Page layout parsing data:
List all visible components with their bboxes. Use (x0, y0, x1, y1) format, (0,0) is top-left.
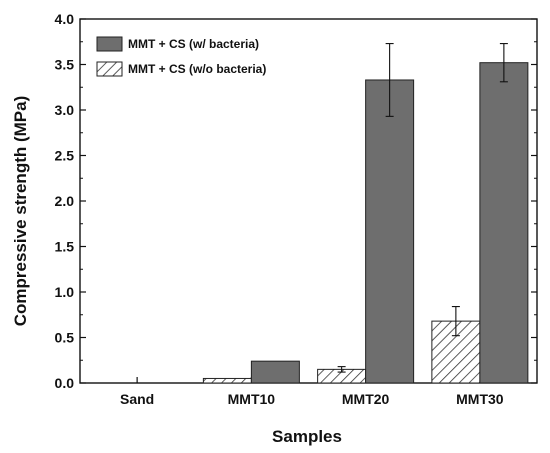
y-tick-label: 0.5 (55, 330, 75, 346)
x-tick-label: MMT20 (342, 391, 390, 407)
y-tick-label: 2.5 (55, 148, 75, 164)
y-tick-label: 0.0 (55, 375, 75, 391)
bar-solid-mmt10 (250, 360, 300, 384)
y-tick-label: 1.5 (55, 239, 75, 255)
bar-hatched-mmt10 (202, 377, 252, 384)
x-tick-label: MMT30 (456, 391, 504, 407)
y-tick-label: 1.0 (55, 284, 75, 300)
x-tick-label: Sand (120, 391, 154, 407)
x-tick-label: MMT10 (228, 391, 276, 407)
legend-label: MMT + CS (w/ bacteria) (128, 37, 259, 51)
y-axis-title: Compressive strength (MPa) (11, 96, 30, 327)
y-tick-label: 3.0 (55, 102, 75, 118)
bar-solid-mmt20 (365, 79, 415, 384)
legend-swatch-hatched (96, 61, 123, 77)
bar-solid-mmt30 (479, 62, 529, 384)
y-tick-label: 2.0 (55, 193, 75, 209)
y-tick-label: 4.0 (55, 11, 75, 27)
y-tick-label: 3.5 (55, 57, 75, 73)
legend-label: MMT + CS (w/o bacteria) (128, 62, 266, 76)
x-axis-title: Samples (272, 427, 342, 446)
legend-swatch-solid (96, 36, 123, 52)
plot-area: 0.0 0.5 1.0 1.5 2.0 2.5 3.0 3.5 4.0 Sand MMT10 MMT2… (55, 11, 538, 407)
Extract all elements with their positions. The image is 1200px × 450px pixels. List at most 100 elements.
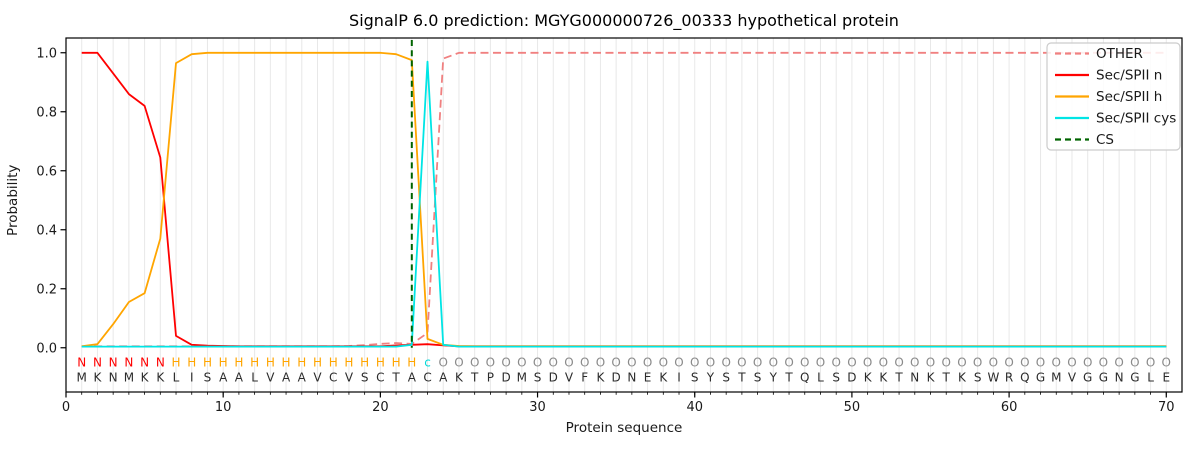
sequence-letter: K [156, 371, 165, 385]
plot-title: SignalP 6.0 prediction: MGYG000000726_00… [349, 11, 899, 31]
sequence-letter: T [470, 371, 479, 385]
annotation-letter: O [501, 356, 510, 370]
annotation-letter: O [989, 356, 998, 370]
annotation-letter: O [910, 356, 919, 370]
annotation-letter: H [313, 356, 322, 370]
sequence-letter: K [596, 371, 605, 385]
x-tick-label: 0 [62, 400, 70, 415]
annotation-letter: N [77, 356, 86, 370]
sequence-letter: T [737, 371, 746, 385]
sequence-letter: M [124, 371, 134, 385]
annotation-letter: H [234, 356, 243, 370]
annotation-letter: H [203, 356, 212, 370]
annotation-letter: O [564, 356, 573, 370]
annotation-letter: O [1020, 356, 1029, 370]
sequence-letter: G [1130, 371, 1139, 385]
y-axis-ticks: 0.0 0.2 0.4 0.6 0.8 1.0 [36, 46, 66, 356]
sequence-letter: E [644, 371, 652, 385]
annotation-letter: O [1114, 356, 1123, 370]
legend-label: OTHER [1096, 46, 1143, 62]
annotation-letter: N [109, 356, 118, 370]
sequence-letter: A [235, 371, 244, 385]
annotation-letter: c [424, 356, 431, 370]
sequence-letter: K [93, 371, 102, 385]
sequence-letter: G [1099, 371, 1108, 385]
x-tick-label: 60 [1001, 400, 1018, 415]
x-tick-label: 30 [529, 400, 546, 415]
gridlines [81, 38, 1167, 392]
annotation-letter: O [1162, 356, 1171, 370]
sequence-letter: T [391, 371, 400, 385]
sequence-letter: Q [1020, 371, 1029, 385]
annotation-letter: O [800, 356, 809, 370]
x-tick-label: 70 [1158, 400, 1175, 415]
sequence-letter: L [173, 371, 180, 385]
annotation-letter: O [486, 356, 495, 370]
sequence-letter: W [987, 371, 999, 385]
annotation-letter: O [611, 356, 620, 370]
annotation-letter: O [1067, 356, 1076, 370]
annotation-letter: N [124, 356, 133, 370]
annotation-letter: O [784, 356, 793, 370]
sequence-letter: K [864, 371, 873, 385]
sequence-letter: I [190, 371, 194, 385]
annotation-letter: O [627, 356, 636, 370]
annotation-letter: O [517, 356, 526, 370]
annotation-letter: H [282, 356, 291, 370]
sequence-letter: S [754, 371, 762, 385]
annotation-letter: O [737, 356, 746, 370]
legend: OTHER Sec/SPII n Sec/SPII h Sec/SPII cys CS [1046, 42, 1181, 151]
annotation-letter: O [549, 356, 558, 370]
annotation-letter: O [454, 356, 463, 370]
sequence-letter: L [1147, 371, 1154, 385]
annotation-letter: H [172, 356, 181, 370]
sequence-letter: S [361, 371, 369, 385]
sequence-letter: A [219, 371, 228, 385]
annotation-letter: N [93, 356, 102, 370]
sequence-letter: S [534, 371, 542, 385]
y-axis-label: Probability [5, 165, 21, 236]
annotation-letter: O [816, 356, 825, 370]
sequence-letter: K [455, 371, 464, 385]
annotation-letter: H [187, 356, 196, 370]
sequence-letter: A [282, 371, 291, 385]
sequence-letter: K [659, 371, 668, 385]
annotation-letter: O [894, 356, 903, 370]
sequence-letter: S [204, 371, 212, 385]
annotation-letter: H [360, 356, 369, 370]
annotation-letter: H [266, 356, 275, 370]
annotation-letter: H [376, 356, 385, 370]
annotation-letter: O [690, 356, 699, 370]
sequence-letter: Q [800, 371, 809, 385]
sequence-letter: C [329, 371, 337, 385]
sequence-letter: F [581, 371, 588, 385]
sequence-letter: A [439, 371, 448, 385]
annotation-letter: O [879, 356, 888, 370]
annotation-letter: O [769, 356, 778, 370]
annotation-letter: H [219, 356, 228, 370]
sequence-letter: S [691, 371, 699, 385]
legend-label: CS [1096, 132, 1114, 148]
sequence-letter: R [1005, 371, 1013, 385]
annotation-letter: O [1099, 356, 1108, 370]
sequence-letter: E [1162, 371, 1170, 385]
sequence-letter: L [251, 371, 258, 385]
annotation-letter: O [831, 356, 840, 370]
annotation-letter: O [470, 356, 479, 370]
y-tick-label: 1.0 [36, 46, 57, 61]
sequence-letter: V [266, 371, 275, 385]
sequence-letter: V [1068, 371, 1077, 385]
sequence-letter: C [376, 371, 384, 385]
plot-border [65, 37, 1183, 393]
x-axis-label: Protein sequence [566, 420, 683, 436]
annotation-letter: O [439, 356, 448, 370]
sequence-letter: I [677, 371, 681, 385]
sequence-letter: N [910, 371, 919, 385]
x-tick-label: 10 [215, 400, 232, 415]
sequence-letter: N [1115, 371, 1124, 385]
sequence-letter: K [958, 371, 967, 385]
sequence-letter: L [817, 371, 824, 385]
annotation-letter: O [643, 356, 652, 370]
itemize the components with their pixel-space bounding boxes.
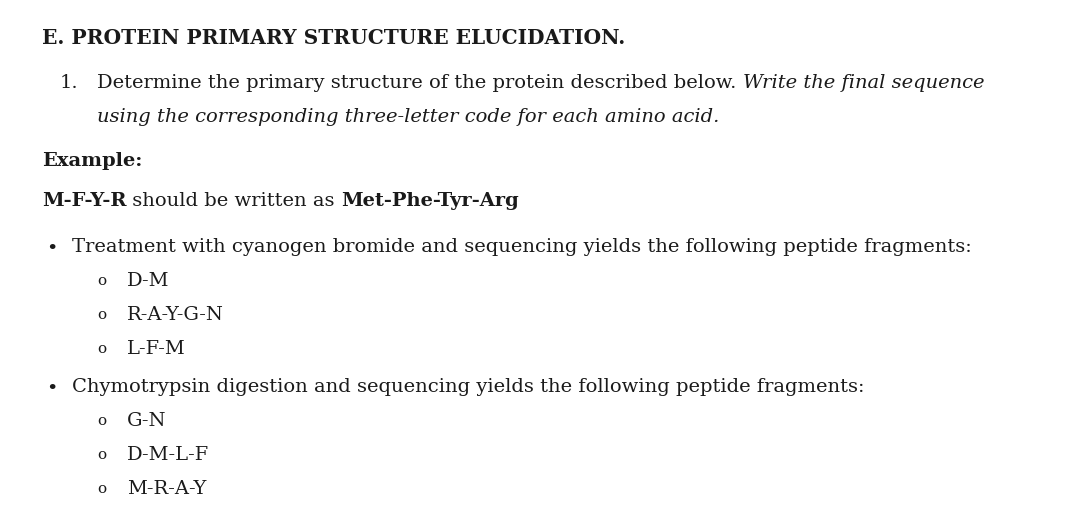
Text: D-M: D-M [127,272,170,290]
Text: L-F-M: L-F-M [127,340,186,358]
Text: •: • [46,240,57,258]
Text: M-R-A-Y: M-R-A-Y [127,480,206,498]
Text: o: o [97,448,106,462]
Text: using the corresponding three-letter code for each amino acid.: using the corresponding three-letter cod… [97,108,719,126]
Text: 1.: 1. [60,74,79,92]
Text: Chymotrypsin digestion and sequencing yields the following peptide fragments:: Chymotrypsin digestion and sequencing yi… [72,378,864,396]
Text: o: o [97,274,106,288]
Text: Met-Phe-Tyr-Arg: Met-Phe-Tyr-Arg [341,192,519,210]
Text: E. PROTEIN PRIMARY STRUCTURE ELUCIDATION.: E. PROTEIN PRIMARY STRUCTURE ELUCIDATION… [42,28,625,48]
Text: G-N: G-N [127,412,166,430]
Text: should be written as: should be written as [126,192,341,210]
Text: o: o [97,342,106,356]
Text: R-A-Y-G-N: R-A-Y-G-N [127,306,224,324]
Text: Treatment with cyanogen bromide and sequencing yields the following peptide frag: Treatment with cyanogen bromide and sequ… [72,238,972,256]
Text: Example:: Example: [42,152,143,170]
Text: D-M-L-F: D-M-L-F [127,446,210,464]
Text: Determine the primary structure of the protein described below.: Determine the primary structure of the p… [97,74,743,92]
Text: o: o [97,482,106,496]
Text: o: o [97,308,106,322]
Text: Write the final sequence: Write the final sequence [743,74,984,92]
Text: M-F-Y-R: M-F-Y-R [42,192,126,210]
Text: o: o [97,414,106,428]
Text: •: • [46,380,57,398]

Task description: Copy each line above that contains the word "swatch".

Answer for the task:
legend-swatch-hatched (96, 61, 123, 77)
legend-swatch-solid (96, 36, 123, 52)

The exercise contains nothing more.